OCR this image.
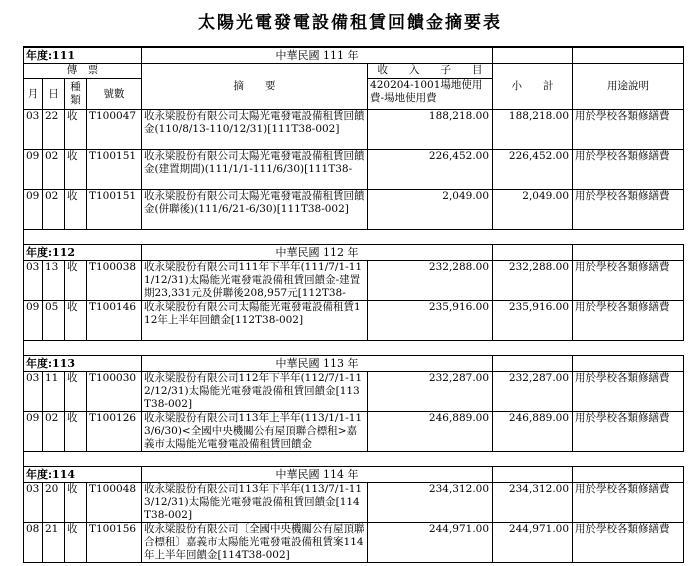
太陽光電發電設備租賃回饋金摘要表
年度:111				中華民國 111 年			
傳　票				摘　　要	收　　入　　子　　目	小　　計	用途說明
月	日	種類	號數		420204-1001場地使用費-場地使用費		

03	22	收	T100047	收永梁股份有限公司太陽光電發電設備租賃回饋金(110/8/13-110/12/31)[111T38-002]	188,218.00	188,218.00	用於學校各類修繕費
09	02	收	T100151	收永梁股份有限公司太陽光電發電設備租賃回饋金(建置期間)(111/1/1-111/6/30)[111T38-	226,452.00	226,452.00	用於學校各類修繕費
09	02	收	T100151	收永梁股份有限公司太陽光電發電設備租賃回饋金(併聯後)(111/6/21-6/30)[111T38-002]	2,049.00	2,049.00	用於學校各類修繕費

年度:112				中華民國 112 年			
03	13	收	T100038	收永梁股份有限公司111年下半年(111/7/1-111/12/31)太陽能光電發電設備租賃回饋金-建置期23,331元及併聯後208,957元[112T38-	232,288.00	232,288.00	用於學校各類修繕費
09	05	收	T100146	收永梁股份有限公司太陽能光電發電設備租賃112年上半年回饋金[112T38-002]	235,916.00	235,916.00	用於學校各類修繕費

年度:113				中華民國 113 年			
03	11	收	T100030	收永梁股份有限公司112年下半年(112/7/1-112/12/31)太陽能光電發電設備租賃回饋金[113T38-002]	232,287.00	232,287.00	用於學校各類修繕費
09	02	收	T100126	收永梁股份有限公司113年上半年(113/1/1-113/6/30)<全國中央機關公有屋頂聯合標租>嘉義市太陽能光電發電設備租賃回饋金	246,889.00	246,889.00	用於學校各類修繕費

年度:114				中華民國 114 年			
03	20	收	T100048	收永梁股份有限公司113年下半年(113/7/1-113/12/31)太陽能光電發電設備租賃回饋金[114T38-002]	234,312.00	234,312.00	用於學校各類修繕費
08	21	收	T100156	收永梁股份有限公司〔全國中央機關公有屋頂聯合標租〕嘉義市太陽能光電發電設備租賃案114年上半年回饋金[114T38-002]	244,971.00	244,971.00	用於學校各類修繕費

══════════════════════════════

From the listing, copy every line where the string "中華民國" appears.

### Response to this exercise
年度:111				中華民國 111 年			
年度:112				中華民國 112 年			
年度:113				中華民國 113 年			
年度:114				中華民國 114 年			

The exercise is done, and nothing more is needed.